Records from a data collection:
********

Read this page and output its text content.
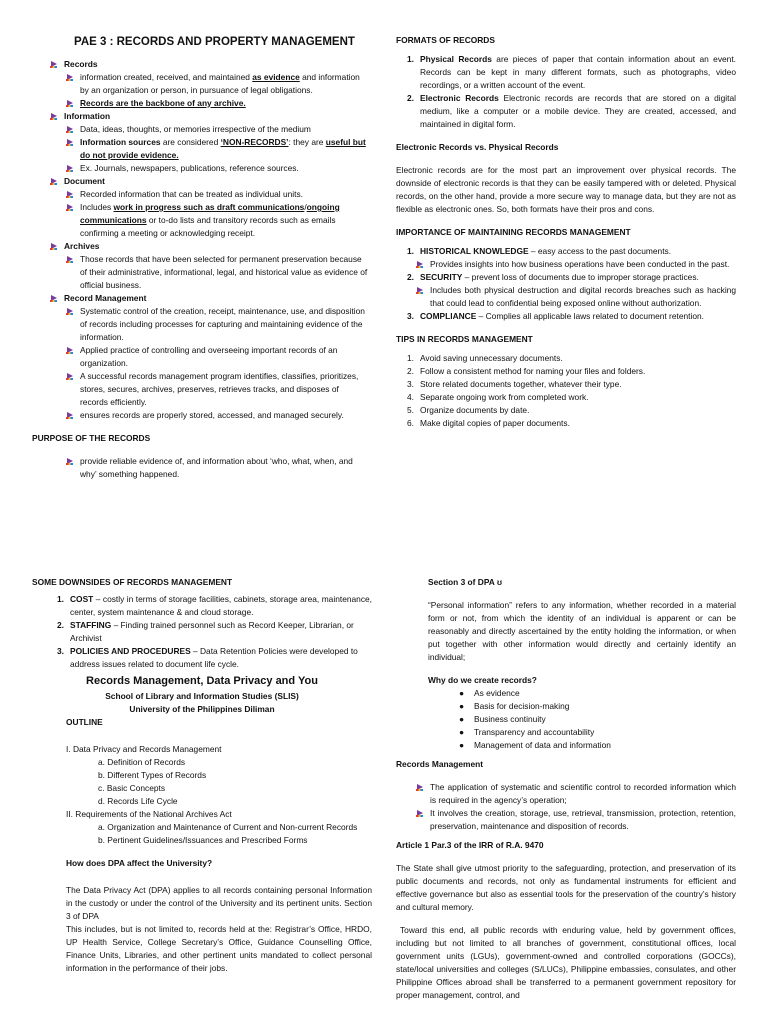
PAE 3 : RECORDS AND PROPERTY MANAGEMENT
Records
information created, received, and maintained as evidence and information by an organization or person, in pursuance of legal obligations.
Records are the backbone of any archive.
Information
Data, ideas, thoughts, or memories irrespective of the medium
Information sources are considered ‘NON-RECORDS’: they are useful but do not provide evidence.
Ex. Journals, newspapers, publications, reference sources.
Document
Recorded information that can be treated as individual units.
Includes work in progress such as draft communications/ongoing communications or to-do lists and transitory records such as emails confirming a meeting or acknowledging receipt.
Archives
Those records that have been selected for permanent preservation because of their administrative, informational, legal, and historical value as evidence of official business.
Record Management
Systematic control of the creation, receipt, maintenance, use, and disposition of records including processes for capturing and maintaining evidence of the information.
Applied practice of controlling and overseeing important records of an organization.
A successful records management program identifies, classifies, prioritizes, stores, secures, archives, preserves, retrieves tracks, and disposes of records efficiently.
ensures records are properly stored, accessed, and managed securely.
PURPOSE OF THE RECORDS
provide reliable evidence of, and information about ‘who, what, when, and why’ something happened.
FORMATS OF RECORDS
1. Physical Records are pieces of paper that contain information about an event. Records can be kept in many different formats, such as photographs, video recordings, or a written account of the event.
2. Electronic Records Electronic records are records that are stored on a digital medium, like a computer or a mobile device. They are created, accessed, and maintained in digital form.
Electronic Records vs. Physical Records

Electronic records are for the most part an improvement over physical records. The downside of electronic records is that they can be easily tampered with or deleted. Physical records, on the other hand, provide a more secure way to manage data, but they are not as flexible as electronic ones. So, both formats have their pros and cons.

IMPORTANCE OF MAINTAINING RECORDS MANAGEMENT
1. HISTORICAL KNOWLEDGE – easy access to the past documents.
Provides insights into how business operations have been conducted in the past.
2. SECURITY – prevent loss of documents due to improper storage practices.
Includes both physical destruction and digital records breaches such as hacking that could lead to confidential being exposed online without authorization.
3. COMPLIANCE – Complies all applicable laws related to document retention.
TIPS IN RECORDS MANAGEMENT
1. Avoid saving unnecessary documents.
2. Follow a consistent method for naming your files and folders.
3. Store related documents together, whatever their type.
4. Separate ongoing work from completed work.
5. Organize documents by date.
6. Make digital copies of paper documents.
SOME DOWNSIDES OF RECORDS MANAGEMENT
1. COST – costly in terms of storage facilities, cabinets, storage area, maintenance, center, system maintenance & and cloud storage.
2. STAFFING – Finding trained personnel such as Record Keeper, Librarian, or Archivist
3. POLICIES AND PROCEDURES – Data Retention Policies were developed to address issues related to document life cycle.
Records Management, Data Privacy and You
School of Library and Information Studies (SLIS)
University of the Philippines Diliman
OUTLINE
I. Data Privacy and Records Management
a. Definition of Records
b. Different Types of Records
c. Basic Concepts
d. Records Life Cycle
II. Requirements of the National Archives Act
a. Organization and Maintenance of Current and Non-current Records
b. Pertinent Guidelines/Issuances and Prescribed Forms
How does DPA affect the University?

The Data Privacy Act (DPA) applies to all records containing personal Information in the custody or under the control of the University and its pertinent units. Section 3 of DPA

This includes, but is not limited to, records held at the: Registrar’s Office, HRDO, UP Health Service, College Secretary’s Office, Guidance Counselling Office, Finance Units, Libraries, and other pertinent units mandated to collect personal information in the performance of their jobs.

Section 3 of DPA ʊ

“Personal information” refers to any information, whether recorded in a material form or not, from which the identity of an individual is apparent or can be reasonably and directly ascertained by the entity holding the information, or when put together with other information would directly and certainly identify an individual;

Why do we create records?
●	As evidence
●	Basis for decision-making
●	Business continuity
●	Transparency and accountability
●	Management of data and information
Records Management
The application of systematic and scientific control to recorded information which is required in the agency’s operation;
It involves the creation, storage, use, retrieval, transmission, protection, retention, preservation, maintenance and disposition of records.
Article 1 Par.3 of the IRR of R.A. 9470

The State shall give utmost priority to the safeguarding, protection, and preservation of its public documents and records, not only as fundamental instruments for efficient and effective governance but also as essential tools for the preservation of the country’s history and cultural memory.

Toward this end, all public records with enduring value, held by government offices, including but not limited to all branches of government, constitutional offices, local government units (LGUs), government-owned and controlled corporations (GOCCs), state/local universities and colleges (S/LUCs), Philippine embassies, consulates, and other Philippine Offices abroad shall be transferred to a permanent government repository for proper management, control, and
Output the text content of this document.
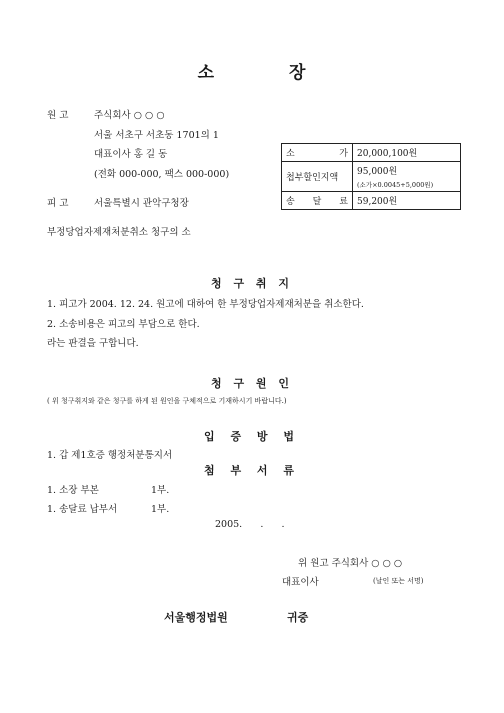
소	장
원 고	주식회사 ○ ○ ○
서울 서초구 서초동 1701의 1
대표이사 홍 길 동
(전화 000-000, 팩스 000-000)
피 고	서울특별시 관악구청장
부정당업자제재처분취소 청구의 소
소 가	20,000,100원
첩부할인지액	95,000원
(소가×0.0045+5,000원)

송 달 료	59,200원
청 구 취 지
1. 피고가 2004. 12. 24. 원고에 대하여 한 부정당업자제재처분을 취소한다.
2. 소송비용은 피고의 부담으로 한다.
라는 판결을 구합니다.
청 구 원 인
( 위 청구취지와 같은 청구를 하게 된 원인을 구체적으로 기재하시기 바랍니다.)
입 증 방 법
1. 갑 제1호증 행정처분통지서
첨 부 서 류
1. 소장 부본	1부.
1. 송달료 납부서	1부.
2005.      .      .
위 원고 주식회사 ○ ○ ○
대표이사	(날인 또는 서명)
서울행정법원	귀중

********

What is the number of lines in these records that contain "ongoing"? Reply with the number only.

EXERCISE RESULT:
2